Leave out the pictures and restate the rest of the data exactly.
* Begin DATA FOR THE TASK *
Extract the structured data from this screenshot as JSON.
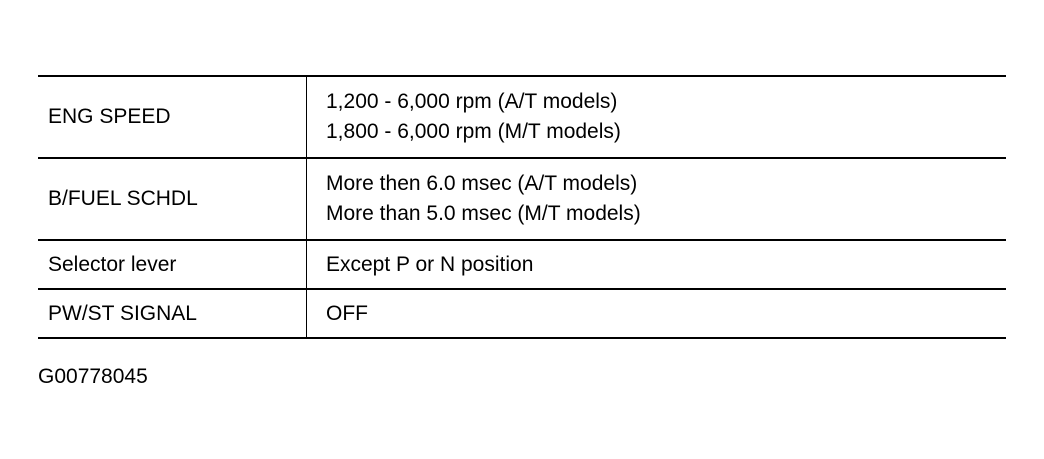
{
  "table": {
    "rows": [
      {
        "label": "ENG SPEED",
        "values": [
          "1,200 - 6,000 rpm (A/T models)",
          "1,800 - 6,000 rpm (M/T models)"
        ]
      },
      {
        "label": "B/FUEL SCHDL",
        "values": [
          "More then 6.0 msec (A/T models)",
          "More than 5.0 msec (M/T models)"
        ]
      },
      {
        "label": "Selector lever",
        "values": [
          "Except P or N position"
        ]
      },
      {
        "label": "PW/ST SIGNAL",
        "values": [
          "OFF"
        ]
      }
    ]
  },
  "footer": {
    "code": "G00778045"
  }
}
* End DATA FOR THE TASK *
**SOLVED EXERCISE**
Extract the structured data from this screenshot as JSON.
{
  "table": {
    "rows": [
      {
        "label": "ENG SPEED",
        "values": [
          "1,200 - 6,000 rpm (A/T models)",
          "1,800 - 6,000 rpm (M/T models)"
        ]
      },
      {
        "label": "B/FUEL SCHDL",
        "values": [
          "More then 6.0 msec (A/T models)",
          "More than 5.0 msec (M/T models)"
        ]
      },
      {
        "label": "Selector lever",
        "values": [
          "Except P or N position"
        ]
      },
      {
        "label": "PW/ST SIGNAL",
        "values": [
          "OFF"
        ]
      }
    ]
  },
  "footer": {
    "code": "G00778045"
  }
}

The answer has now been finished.